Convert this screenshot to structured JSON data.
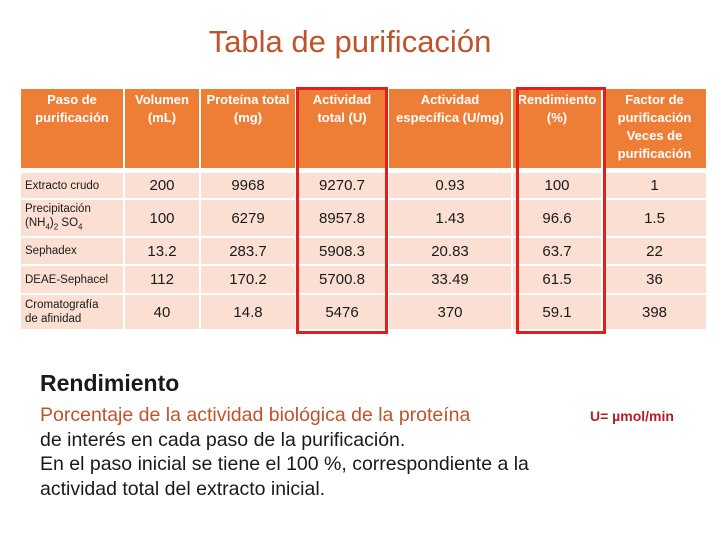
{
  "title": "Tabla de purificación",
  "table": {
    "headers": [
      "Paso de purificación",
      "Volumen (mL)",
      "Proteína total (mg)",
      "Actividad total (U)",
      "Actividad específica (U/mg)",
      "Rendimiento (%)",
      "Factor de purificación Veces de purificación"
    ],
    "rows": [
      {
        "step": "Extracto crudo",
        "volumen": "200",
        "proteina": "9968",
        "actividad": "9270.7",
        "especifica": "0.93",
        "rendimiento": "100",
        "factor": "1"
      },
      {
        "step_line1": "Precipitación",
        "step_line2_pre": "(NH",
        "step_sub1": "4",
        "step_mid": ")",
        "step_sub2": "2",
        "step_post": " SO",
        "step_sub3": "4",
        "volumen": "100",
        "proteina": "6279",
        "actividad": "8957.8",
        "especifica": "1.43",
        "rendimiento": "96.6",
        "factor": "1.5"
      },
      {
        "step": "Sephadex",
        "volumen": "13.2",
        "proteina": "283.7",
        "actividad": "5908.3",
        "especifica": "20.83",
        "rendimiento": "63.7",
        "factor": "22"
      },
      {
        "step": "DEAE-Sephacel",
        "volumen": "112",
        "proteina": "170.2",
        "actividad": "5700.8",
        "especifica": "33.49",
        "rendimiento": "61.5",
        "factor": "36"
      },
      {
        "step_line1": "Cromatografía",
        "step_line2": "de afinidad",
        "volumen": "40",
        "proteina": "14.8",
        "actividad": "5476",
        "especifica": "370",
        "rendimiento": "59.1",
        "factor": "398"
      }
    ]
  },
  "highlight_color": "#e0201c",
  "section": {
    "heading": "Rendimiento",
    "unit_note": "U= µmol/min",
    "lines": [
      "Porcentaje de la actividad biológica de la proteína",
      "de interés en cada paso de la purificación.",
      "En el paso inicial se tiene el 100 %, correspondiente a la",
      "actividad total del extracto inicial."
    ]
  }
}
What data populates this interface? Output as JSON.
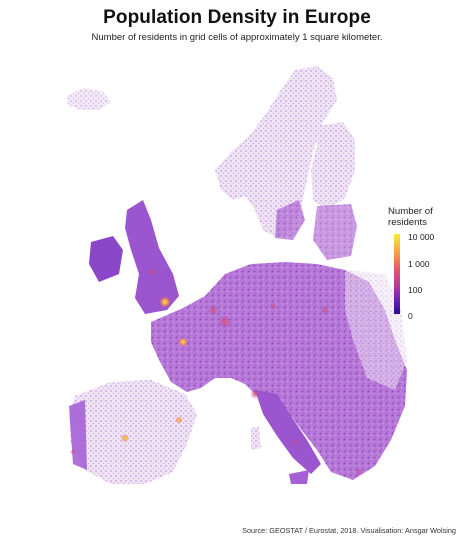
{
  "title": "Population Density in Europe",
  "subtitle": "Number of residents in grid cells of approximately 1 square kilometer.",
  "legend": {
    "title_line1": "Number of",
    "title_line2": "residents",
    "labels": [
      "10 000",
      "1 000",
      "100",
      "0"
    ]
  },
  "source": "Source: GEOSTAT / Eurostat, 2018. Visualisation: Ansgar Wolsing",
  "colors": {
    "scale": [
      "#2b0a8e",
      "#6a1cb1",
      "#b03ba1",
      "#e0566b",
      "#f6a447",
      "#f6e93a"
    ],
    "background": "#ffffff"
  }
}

※

Aim of the task:
Only the pictures are dropped when you print the material; everything else is copied exactly.

Answer box:
Convert this screenshot to structured JSON data.
{
  "title": "Tabla de purificación",
  "table": {
    "headers": [
      "Paso de purificación",
      "Volumen (mL)",
      "Proteína total (mg)",
      "Actividad total (U)",
      "Actividad específica (U/mg)",
      "Rendimiento (%)",
      "Factor de purificación Veces de purificación"
    ],
    "rows": [
      {
        "step": "Extracto crudo",
        "volumen": "200",
        "proteina": "9968",
        "actividad": "9270.7",
        "especifica": "0.93",
        "rendimiento": "100",
        "factor": "1"
      },
      {
        "step_line1": "Precipitación",
        "step_line2_pre": "(NH",
        "step_sub1": "4",
        "step_mid": ")",
        "step_sub2": "2",
        "step_post": " SO",
        "step_sub3": "4",
        "volumen": "100",
        "proteina": "6279",
        "actividad": "8957.8",
        "especifica": "1.43",
        "rendimiento": "96.6",
        "factor": "1.5"
      },
      {
        "step": "Sephadex",
        "volumen": "13.2",
        "proteina": "283.7",
        "actividad": "5908.3",
        "especifica": "20.83",
        "rendimiento": "63.7",
        "factor": "22"
      },
      {
        "step": "DEAE-Sephacel",
        "volumen": "112",
        "proteina": "170.2",
        "actividad": "5700.8",
        "especifica": "33.49",
        "rendimiento": "61.5",
        "factor": "36"
      },
      {
        "step_line1": "Cromatografía",
        "step_line2": "de afinidad",
        "volumen": "40",
        "proteina": "14.8",
        "actividad": "5476",
        "especifica": "370",
        "rendimiento": "59.1",
        "factor": "398"
      }
    ]
  },
  "highlight_color": "#e0201c",
  "section": {
    "heading": "Rendimiento",
    "unit_note": "U= µmol/min",
    "lines": [
      "Porcentaje de la actividad biológica de la proteína",
      "de interés en cada paso de la purificación.",
      "En el paso inicial se tiene el 100 %, correspondiente a la",
      "actividad total del extracto inicial."
    ]
  }
}
What data populates this interface? Output as JSON.
{
  "title": "Population Density in Europe",
  "subtitle": "Number of residents in grid cells of approximately 1 square kilometer.",
  "legend": {
    "title_line1": "Number of",
    "title_line2": "residents",
    "labels": [
      "10 000",
      "1 000",
      "100",
      "0"
    ]
  },
  "source": "Source: GEOSTAT / Eurostat, 2018. Visualisation: Ansgar Wolsing",
  "colors": {
    "scale": [
      "#2b0a8e",
      "#6a1cb1",
      "#b03ba1",
      "#e0566b",
      "#f6a447",
      "#f6e93a"
    ],
    "background": "#ffffff"
  }
}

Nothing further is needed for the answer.